EXERCISE INSTRUCTIONS
Repeat every line below exactly as it reads.

TASK MATERIAL
————————
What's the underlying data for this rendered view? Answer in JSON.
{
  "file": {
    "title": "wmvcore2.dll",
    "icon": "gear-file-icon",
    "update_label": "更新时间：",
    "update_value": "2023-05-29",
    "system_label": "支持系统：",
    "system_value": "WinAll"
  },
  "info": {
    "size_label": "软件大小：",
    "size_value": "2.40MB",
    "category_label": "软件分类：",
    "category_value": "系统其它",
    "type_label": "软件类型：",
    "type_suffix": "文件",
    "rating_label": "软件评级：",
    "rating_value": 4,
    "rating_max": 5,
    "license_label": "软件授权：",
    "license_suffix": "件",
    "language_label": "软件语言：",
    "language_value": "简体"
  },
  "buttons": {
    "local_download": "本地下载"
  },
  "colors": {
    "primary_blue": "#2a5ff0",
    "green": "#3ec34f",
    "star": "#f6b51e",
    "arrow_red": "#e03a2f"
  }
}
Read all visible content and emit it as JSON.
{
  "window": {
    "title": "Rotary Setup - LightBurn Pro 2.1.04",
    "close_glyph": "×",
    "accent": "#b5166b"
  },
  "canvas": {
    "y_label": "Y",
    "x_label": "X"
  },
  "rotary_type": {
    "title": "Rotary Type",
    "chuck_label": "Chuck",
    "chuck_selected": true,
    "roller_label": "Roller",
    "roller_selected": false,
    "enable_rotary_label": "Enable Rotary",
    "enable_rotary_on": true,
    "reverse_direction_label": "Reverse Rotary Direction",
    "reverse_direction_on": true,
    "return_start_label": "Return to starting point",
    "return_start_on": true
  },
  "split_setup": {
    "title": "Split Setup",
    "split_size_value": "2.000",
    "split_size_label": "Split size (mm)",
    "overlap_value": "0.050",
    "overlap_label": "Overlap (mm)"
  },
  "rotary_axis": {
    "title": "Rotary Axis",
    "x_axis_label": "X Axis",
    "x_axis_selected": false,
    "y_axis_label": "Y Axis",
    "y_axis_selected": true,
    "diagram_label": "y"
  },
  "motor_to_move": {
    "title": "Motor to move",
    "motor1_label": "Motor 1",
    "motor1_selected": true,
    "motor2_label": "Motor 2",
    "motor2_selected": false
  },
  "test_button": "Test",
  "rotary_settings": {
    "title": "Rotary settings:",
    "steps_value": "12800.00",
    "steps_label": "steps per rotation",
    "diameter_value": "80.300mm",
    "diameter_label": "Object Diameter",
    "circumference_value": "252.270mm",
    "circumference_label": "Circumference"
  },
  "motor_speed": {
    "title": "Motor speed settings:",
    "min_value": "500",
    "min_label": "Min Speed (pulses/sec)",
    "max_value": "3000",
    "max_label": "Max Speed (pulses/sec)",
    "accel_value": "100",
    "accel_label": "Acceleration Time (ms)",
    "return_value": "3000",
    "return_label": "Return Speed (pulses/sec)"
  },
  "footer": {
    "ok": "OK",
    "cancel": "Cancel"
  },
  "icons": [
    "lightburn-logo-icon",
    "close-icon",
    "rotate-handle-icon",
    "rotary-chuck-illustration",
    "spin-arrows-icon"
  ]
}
————————
EXERCISE ANSWER
What's the underlying data for this rendered view? Answer in JSON.
{
  "file": {
    "title": "wmvcore2.dll",
    "icon": "gear-file-icon",
    "update_label": "更新时间：",
    "update_value": "2023-05-29",
    "system_label": "支持系统：",
    "system_value": "WinAll"
  },
  "info": {
    "size_label": "软件大小：",
    "size_value": "2.40MB",
    "category_label": "软件分类：",
    "category_value": "系统其它",
    "type_label": "软件类型：",
    "type_suffix": "文件",
    "rating_label": "软件评级：",
    "rating_value": 4,
    "rating_max": 5,
    "license_label": "软件授权：",
    "license_suffix": "件",
    "language_label": "软件语言：",
    "language_value": "简体"
  },
  "buttons": {
    "local_download": "本地下载"
  },
  "colors": {
    "primary_blue": "#2a5ff0",
    "green": "#3ec34f",
    "star": "#f6b51e",
    "arrow_red": "#e03a2f"
  }
}
Read all visible content and emit it as JSON.
{
  "window": {
    "title": "Rotary Setup - LightBurn Pro 2.1.04",
    "close_glyph": "×",
    "accent": "#b5166b"
  },
  "canvas": {
    "y_label": "Y",
    "x_label": "X"
  },
  "rotary_type": {
    "title": "Rotary Type",
    "chuck_label": "Chuck",
    "chuck_selected": true,
    "roller_label": "Roller",
    "roller_selected": false,
    "enable_rotary_label": "Enable Rotary",
    "enable_rotary_on": true,
    "reverse_direction_label": "Reverse Rotary Direction",
    "reverse_direction_on": true,
    "return_start_label": "Return to starting point",
    "return_start_on": true
  },
  "split_setup": {
    "title": "Split Setup",
    "split_size_value": "2.000",
    "split_size_label": "Split size (mm)",
    "overlap_value": "0.050",
    "overlap_label": "Overlap (mm)"
  },
  "rotary_axis": {
    "title": "Rotary Axis",
    "x_axis_label": "X Axis",
    "x_axis_selected": false,
    "y_axis_label": "Y Axis",
    "y_axis_selected": true,
    "diagram_label": "y"
  },
  "motor_to_move": {
    "title": "Motor to move",
    "motor1_label": "Motor 1",
    "motor1_selected": true,
    "motor2_label": "Motor 2",
    "motor2_selected": false
  },
  "test_button": "Test",
  "rotary_settings": {
    "title": "Rotary settings:",
    "steps_value": "12800.00",
    "steps_label": "steps per rotation",
    "diameter_value": "80.300mm",
    "diameter_label": "Object Diameter",
    "circumference_value": "252.270mm",
    "circumference_label": "Circumference"
  },
  "motor_speed": {
    "title": "Motor speed settings:",
    "min_value": "500",
    "min_label": "Min Speed (pulses/sec)",
    "max_value": "3000",
    "max_label": "Max Speed (pulses/sec)",
    "accel_value": "100",
    "accel_label": "Acceleration Time (ms)",
    "return_value": "3000",
    "return_label": "Return Speed (pulses/sec)"
  },
  "footer": {
    "ok": "OK",
    "cancel": "Cancel"
  },
  "icons": [
    "lightburn-logo-icon",
    "close-icon",
    "rotate-handle-icon",
    "rotary-chuck-illustration",
    "spin-arrows-icon"
  ]
}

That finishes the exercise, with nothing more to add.